▶ [Your task]: Reproduce every entry exactly, without alteration.

▶ [Record excerpts]:
########

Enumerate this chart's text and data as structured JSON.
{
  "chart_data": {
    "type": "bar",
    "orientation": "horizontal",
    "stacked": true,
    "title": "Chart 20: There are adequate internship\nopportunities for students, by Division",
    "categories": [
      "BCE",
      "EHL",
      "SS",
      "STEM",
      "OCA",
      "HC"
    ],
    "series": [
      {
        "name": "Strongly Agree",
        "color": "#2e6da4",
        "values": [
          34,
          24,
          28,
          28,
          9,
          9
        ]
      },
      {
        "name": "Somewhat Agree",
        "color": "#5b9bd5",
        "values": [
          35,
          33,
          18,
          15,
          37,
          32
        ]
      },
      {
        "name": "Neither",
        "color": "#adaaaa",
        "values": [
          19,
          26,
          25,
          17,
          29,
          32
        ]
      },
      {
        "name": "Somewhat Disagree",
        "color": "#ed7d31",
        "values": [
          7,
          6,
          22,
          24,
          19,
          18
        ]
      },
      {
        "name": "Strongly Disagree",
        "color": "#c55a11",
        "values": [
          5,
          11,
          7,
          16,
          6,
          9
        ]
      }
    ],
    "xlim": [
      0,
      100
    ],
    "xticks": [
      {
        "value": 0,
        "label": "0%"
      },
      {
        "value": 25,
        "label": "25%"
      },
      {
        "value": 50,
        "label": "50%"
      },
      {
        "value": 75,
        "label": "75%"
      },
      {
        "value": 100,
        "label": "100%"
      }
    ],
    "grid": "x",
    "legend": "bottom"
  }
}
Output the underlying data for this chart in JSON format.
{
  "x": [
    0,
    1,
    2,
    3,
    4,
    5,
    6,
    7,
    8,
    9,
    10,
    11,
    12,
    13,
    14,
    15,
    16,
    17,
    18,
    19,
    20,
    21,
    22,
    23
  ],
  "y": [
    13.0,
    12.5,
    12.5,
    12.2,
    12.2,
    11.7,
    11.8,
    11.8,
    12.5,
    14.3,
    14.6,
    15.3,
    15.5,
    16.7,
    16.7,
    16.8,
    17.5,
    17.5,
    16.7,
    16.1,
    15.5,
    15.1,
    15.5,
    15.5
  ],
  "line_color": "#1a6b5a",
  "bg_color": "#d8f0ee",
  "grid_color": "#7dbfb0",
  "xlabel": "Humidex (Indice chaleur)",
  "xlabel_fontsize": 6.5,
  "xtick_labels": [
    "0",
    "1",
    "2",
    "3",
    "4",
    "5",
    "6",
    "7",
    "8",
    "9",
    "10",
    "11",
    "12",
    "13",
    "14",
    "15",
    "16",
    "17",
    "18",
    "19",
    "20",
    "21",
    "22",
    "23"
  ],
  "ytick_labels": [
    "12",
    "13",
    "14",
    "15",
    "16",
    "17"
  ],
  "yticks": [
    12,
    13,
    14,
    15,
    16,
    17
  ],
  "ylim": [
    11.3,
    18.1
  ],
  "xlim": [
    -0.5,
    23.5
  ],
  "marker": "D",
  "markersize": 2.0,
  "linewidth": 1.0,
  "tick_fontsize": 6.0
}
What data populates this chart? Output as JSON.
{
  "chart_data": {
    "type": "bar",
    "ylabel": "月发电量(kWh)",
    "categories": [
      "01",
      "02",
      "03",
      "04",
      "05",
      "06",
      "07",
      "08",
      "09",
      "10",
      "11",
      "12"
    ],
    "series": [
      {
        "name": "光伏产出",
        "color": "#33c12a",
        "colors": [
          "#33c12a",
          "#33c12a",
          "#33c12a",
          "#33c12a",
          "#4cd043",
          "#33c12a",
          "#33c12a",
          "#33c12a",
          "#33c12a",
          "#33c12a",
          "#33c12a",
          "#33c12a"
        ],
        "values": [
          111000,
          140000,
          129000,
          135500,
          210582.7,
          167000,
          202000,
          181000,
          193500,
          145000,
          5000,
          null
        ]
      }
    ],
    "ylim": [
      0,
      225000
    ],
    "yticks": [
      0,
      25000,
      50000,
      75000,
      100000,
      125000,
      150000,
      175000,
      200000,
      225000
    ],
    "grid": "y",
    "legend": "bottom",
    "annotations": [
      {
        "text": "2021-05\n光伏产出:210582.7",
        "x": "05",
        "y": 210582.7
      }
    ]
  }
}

########

▶ [Result]:
Enumerate this chart's text and data as structured JSON.
{
  "chart_data": {
    "type": "bar",
    "orientation": "horizontal",
    "stacked": true,
    "title": "Chart 20: There are adequate internship\nopportunities for students, by Division",
    "categories": [
      "BCE",
      "EHL",
      "SS",
      "STEM",
      "OCA",
      "HC"
    ],
    "series": [
      {
        "name": "Strongly Agree",
        "color": "#2e6da4",
        "values": [
          34,
          24,
          28,
          28,
          9,
          9
        ]
      },
      {
        "name": "Somewhat Agree",
        "color": "#5b9bd5",
        "values": [
          35,
          33,
          18,
          15,
          37,
          32
        ]
      },
      {
        "name": "Neither",
        "color": "#adaaaa",
        "values": [
          19,
          26,
          25,
          17,
          29,
          32
        ]
      },
      {
        "name": "Somewhat Disagree",
        "color": "#ed7d31",
        "values": [
          7,
          6,
          22,
          24,
          19,
          18
        ]
      },
      {
        "name": "Strongly Disagree",
        "color": "#c55a11",
        "values": [
          5,
          11,
          7,
          16,
          6,
          9
        ]
      }
    ],
    "xlim": [
      0,
      100
    ],
    "xticks": [
      {
        "value": 0,
        "label": "0%"
      },
      {
        "value": 25,
        "label": "25%"
      },
      {
        "value": 50,
        "label": "50%"
      },
      {
        "value": 75,
        "label": "75%"
      },
      {
        "value": 100,
        "label": "100%"
      }
    ],
    "grid": "x",
    "legend": "bottom"
  }
}
Output the underlying data for this chart in JSON format.
{
  "x": [
    0,
    1,
    2,
    3,
    4,
    5,
    6,
    7,
    8,
    9,
    10,
    11,
    12,
    13,
    14,
    15,
    16,
    17,
    18,
    19,
    20,
    21,
    22,
    23
  ],
  "y": [
    13.0,
    12.5,
    12.5,
    12.2,
    12.2,
    11.7,
    11.8,
    11.8,
    12.5,
    14.3,
    14.6,
    15.3,
    15.5,
    16.7,
    16.7,
    16.8,
    17.5,
    17.5,
    16.7,
    16.1,
    15.5,
    15.1,
    15.5,
    15.5
  ],
  "line_color": "#1a6b5a",
  "bg_color": "#d8f0ee",
  "grid_color": "#7dbfb0",
  "xlabel": "Humidex (Indice chaleur)",
  "xlabel_fontsize": 6.5,
  "xtick_labels": [
    "0",
    "1",
    "2",
    "3",
    "4",
    "5",
    "6",
    "7",
    "8",
    "9",
    "10",
    "11",
    "12",
    "13",
    "14",
    "15",
    "16",
    "17",
    "18",
    "19",
    "20",
    "21",
    "22",
    "23"
  ],
  "ytick_labels": [
    "12",
    "13",
    "14",
    "15",
    "16",
    "17"
  ],
  "yticks": [
    12,
    13,
    14,
    15,
    16,
    17
  ],
  "ylim": [
    11.3,
    18.1
  ],
  "xlim": [
    -0.5,
    23.5
  ],
  "marker": "D",
  "markersize": 2.0,
  "linewidth": 1.0,
  "tick_fontsize": 6.0
}
What data populates this chart? Output as JSON.
{
  "chart_data": {
    "type": "bar",
    "ylabel": "月发电量(kWh)",
    "categories": [
      "01",
      "02",
      "03",
      "04",
      "05",
      "06",
      "07",
      "08",
      "09",
      "10",
      "11",
      "12"
    ],
    "series": [
      {
        "name": "光伏产出",
        "color": "#33c12a",
        "colors": [
          "#33c12a",
          "#33c12a",
          "#33c12a",
          "#33c12a",
          "#4cd043",
          "#33c12a",
          "#33c12a",
          "#33c12a",
          "#33c12a",
          "#33c12a",
          "#33c12a",
          "#33c12a"
        ],
        "values": [
          111000,
          140000,
          129000,
          135500,
          210582.7,
          167000,
          202000,
          181000,
          193500,
          145000,
          5000,
          null
        ]
      }
    ],
    "ylim": [
      0,
      225000
    ],
    "yticks": [
      0,
      25000,
      50000,
      75000,
      100000,
      125000,
      150000,
      175000,
      200000,
      225000
    ],
    "grid": "y",
    "legend": "bottom",
    "annotations": [
      {
        "text": "2021-05\n光伏产出:210582.7",
        "x": "05",
        "y": 210582.7
      }
    ]
  }
}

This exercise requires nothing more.